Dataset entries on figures
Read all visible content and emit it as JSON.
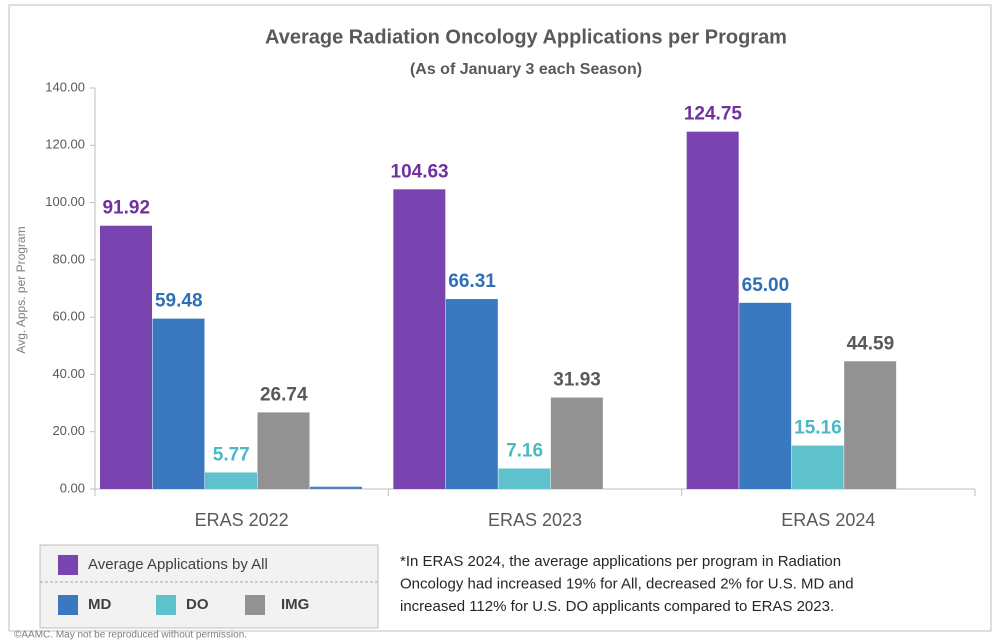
{
  "chart_data": {
    "type": "bar",
    "title": "Average Radiation Oncology Applications per Program",
    "subtitle": "(As of January 3 each Season)",
    "y_label": "Avg. Apps. per Program",
    "categories": [
      "ERAS 2022",
      "ERAS 2023",
      "ERAS 2024"
    ],
    "series": [
      {
        "name": "Average Applications by All",
        "color": "#7a44b0",
        "label_color": "#7030a0",
        "values": [
          91.92,
          104.63,
          124.75
        ],
        "value_labels": [
          "91.92",
          "104.63",
          "124.75"
        ]
      },
      {
        "name": "MD",
        "color": "#3a78c0",
        "label_color": "#2e6fb7",
        "values": [
          59.48,
          66.31,
          65.0
        ],
        "value_labels": [
          "59.48",
          "66.31",
          "65.00"
        ]
      },
      {
        "name": "DO",
        "color": "#5ec1cc",
        "label_color": "#4bb8c4",
        "values": [
          5.77,
          7.16,
          15.16
        ],
        "value_labels": [
          "5.77",
          "7.16",
          "15.16"
        ]
      },
      {
        "name": "IMG",
        "color": "#929292",
        "label_color": "#595959",
        "values": [
          26.74,
          31.93,
          44.59
        ],
        "value_labels": [
          "26.74",
          "31.93",
          "44.59"
        ]
      },
      {
        "color": "#4f80c4",
        "values": [
          0.8,
          null,
          null
        ]
      }
    ],
    "ylim": [
      0,
      140
    ],
    "yticks": [
      {
        "value": 0,
        "label": "0.00"
      },
      {
        "value": 20,
        "label": "20.00"
      },
      {
        "value": 40,
        "label": "40.00"
      },
      {
        "value": 60,
        "label": "60.00"
      },
      {
        "value": 80,
        "label": "80.00"
      },
      {
        "value": 100,
        "label": "100.00"
      },
      {
        "value": 120,
        "label": "120.00"
      },
      {
        "value": 140,
        "label": "140.00"
      }
    ],
    "grid": false,
    "footnote": [
      "*In ERAS 2024, the average applications per program in Radiation",
      "Oncology had increased 19% for All, decreased 2% for U.S. MD and",
      "increased 112% for U.S. DO applicants compared to ERAS 2023."
    ],
    "copyright": "©AAMC. May not be reproduced without permission."
  }
}
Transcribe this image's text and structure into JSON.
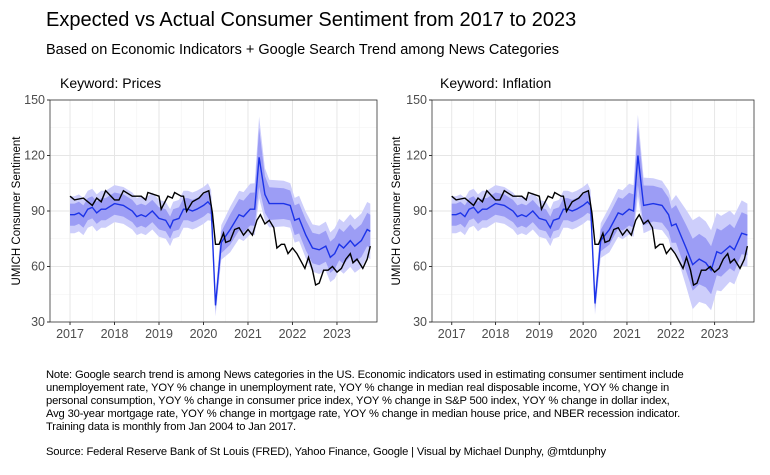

■ THE REQUEST
State, as a number only, how many lines in the entries include "Oncology".

■ EXERCISE ANSWER
2